(Recorded data)
- - -

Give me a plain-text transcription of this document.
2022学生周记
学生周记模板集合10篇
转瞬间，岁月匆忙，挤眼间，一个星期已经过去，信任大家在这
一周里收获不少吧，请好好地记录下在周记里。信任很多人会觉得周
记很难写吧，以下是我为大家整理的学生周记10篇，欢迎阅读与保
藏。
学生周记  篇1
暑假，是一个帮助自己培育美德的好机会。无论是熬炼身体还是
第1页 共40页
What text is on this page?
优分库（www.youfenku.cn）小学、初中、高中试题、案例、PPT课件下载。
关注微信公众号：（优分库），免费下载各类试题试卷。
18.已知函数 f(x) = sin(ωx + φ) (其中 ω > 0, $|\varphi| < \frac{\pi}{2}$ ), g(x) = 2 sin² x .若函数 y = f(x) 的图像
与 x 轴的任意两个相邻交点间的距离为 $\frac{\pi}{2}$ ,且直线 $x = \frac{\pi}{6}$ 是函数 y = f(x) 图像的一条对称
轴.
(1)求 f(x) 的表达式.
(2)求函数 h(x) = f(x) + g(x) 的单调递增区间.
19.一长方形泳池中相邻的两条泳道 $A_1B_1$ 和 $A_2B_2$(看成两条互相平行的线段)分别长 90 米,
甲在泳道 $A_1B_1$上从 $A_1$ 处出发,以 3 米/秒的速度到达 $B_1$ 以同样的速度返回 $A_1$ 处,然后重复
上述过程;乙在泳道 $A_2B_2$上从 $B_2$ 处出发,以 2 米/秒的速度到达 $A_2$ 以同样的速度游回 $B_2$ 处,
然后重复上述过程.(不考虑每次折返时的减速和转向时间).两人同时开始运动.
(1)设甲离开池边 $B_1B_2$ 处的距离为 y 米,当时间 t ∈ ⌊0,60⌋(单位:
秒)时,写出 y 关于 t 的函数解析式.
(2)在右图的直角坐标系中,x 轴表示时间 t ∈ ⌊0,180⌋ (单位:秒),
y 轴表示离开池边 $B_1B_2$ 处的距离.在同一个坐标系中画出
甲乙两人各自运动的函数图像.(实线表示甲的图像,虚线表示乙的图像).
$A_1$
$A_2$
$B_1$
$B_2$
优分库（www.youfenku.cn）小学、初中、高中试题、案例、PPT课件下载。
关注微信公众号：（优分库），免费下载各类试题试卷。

- - -

Print again each line of the listing above, exactly as it appears.

— Complete answer —
Give me a plain-text transcription of this document.
2022学生周记
学生周记模板集合10篇
转瞬间，岁月匆忙，挤眼间，一个星期已经过去，信任大家在这
一周里收获不少吧，请好好地记录下在周记里。信任很多人会觉得周
记很难写吧，以下是我为大家整理的学生周记10篇，欢迎阅读与保
藏。
学生周记  篇1
暑假，是一个帮助自己培育美德的好机会。无论是熬炼身体还是
第1页 共40页
What text is on this page?
优分库（www.youfenku.cn）小学、初中、高中试题、案例、PPT课件下载。
关注微信公众号：（优分库），免费下载各类试题试卷。
18.已知函数 f(x) = sin(ωx + φ) (其中 ω > 0, $|\varphi| < \frac{\pi}{2}$ ), g(x) = 2 sin² x .若函数 y = f(x) 的图像
与 x 轴的任意两个相邻交点间的距离为 $\frac{\pi}{2}$ ,且直线 $x = \frac{\pi}{6}$ 是函数 y = f(x) 图像的一条对称
轴.
(1)求 f(x) 的表达式.
(2)求函数 h(x) = f(x) + g(x) 的单调递增区间.
19.一长方形泳池中相邻的两条泳道 $A_1B_1$ 和 $A_2B_2$(看成两条互相平行的线段)分别长 90 米,
甲在泳道 $A_1B_1$上从 $A_1$ 处出发,以 3 米/秒的速度到达 $B_1$ 以同样的速度返回 $A_1$ 处,然后重复
上述过程;乙在泳道 $A_2B_2$上从 $B_2$ 处出发,以 2 米/秒的速度到达 $A_2$ 以同样的速度游回 $B_2$ 处,
然后重复上述过程.(不考虑每次折返时的减速和转向时间).两人同时开始运动.
(1)设甲离开池边 $B_1B_2$ 处的距离为 y 米,当时间 t ∈ ⌊0,60⌋(单位:
秒)时,写出 y 关于 t 的函数解析式.
(2)在右图的直角坐标系中,x 轴表示时间 t ∈ ⌊0,180⌋ (单位:秒),
y 轴表示离开池边 $B_1B_2$ 处的距离.在同一个坐标系中画出
甲乙两人各自运动的函数图像.(实线表示甲的图像,虚线表示乙的图像).
$A_1$
$A_2$
$B_1$
$B_2$
优分库（www.youfenku.cn）小学、初中、高中试题、案例、PPT课件下载。
关注微信公众号：（优分库），免费下载各类试题试卷。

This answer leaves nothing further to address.